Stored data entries
□ □ □ □ □
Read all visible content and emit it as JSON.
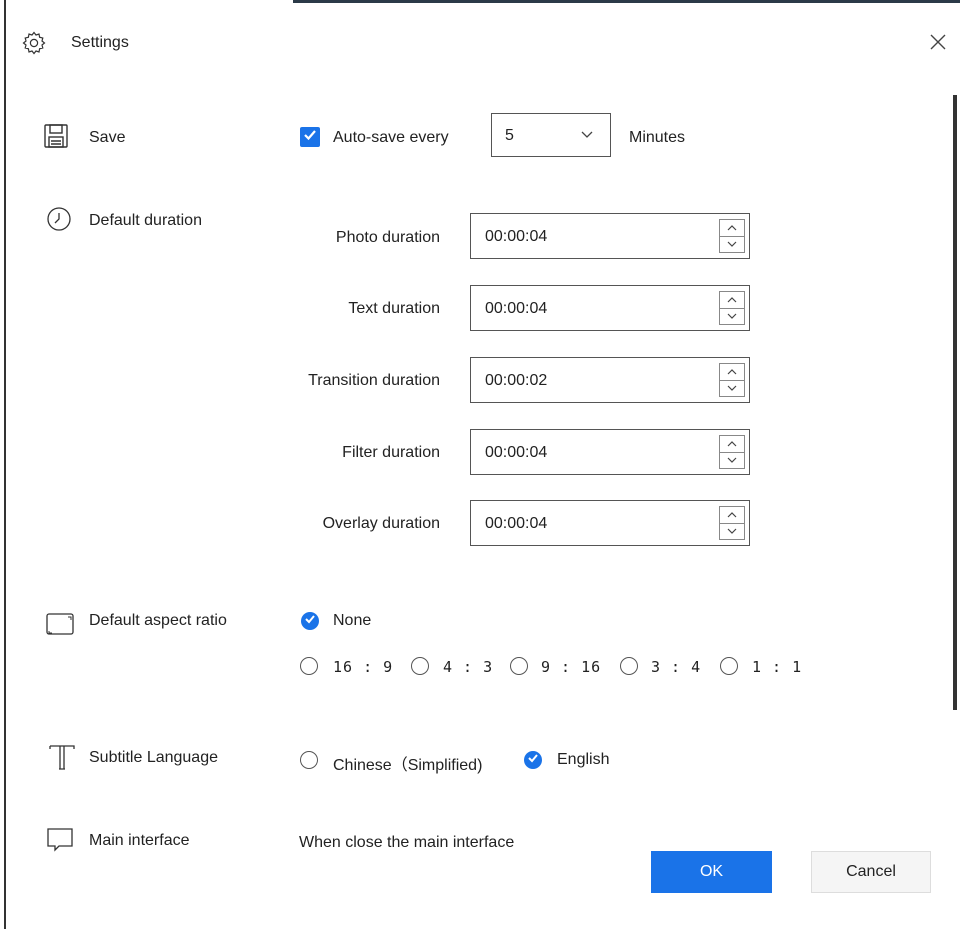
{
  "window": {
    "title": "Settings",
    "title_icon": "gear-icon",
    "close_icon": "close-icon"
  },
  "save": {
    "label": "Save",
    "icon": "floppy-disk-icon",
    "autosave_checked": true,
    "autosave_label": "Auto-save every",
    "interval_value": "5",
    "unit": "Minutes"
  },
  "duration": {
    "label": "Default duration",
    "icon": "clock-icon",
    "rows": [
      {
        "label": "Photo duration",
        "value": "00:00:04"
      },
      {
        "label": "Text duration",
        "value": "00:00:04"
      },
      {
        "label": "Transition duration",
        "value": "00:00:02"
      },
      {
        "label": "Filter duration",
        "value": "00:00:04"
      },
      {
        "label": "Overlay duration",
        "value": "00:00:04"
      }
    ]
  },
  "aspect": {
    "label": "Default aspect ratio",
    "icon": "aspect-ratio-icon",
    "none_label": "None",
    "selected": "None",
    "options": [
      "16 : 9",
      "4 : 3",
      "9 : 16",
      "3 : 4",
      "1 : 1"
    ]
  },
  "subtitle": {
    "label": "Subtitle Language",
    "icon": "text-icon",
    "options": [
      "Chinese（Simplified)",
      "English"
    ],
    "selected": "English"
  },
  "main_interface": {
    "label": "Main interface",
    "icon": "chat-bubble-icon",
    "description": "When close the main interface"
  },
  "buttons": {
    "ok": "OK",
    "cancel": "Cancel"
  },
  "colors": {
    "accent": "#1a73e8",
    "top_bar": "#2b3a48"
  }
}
□ □ □ □ □
To be done » Reproduce the full listing above verbatim, with no pictures included.

The reply »
Read all visible content and emit it as JSON.
{
  "window": {
    "title": "Settings",
    "title_icon": "gear-icon",
    "close_icon": "close-icon"
  },
  "save": {
    "label": "Save",
    "icon": "floppy-disk-icon",
    "autosave_checked": true,
    "autosave_label": "Auto-save every",
    "interval_value": "5",
    "unit": "Minutes"
  },
  "duration": {
    "label": "Default duration",
    "icon": "clock-icon",
    "rows": [
      {
        "label": "Photo duration",
        "value": "00:00:04"
      },
      {
        "label": "Text duration",
        "value": "00:00:04"
      },
      {
        "label": "Transition duration",
        "value": "00:00:02"
      },
      {
        "label": "Filter duration",
        "value": "00:00:04"
      },
      {
        "label": "Overlay duration",
        "value": "00:00:04"
      }
    ]
  },
  "aspect": {
    "label": "Default aspect ratio",
    "icon": "aspect-ratio-icon",
    "none_label": "None",
    "selected": "None",
    "options": [
      "16 : 9",
      "4 : 3",
      "9 : 16",
      "3 : 4",
      "1 : 1"
    ]
  },
  "subtitle": {
    "label": "Subtitle Language",
    "icon": "text-icon",
    "options": [
      "Chinese（Simplified)",
      "English"
    ],
    "selected": "English"
  },
  "main_interface": {
    "label": "Main interface",
    "icon": "chat-bubble-icon",
    "description": "When close the main interface"
  },
  "buttons": {
    "ok": "OK",
    "cancel": "Cancel"
  },
  "colors": {
    "accent": "#1a73e8",
    "top_bar": "#2b3a48"
  }
}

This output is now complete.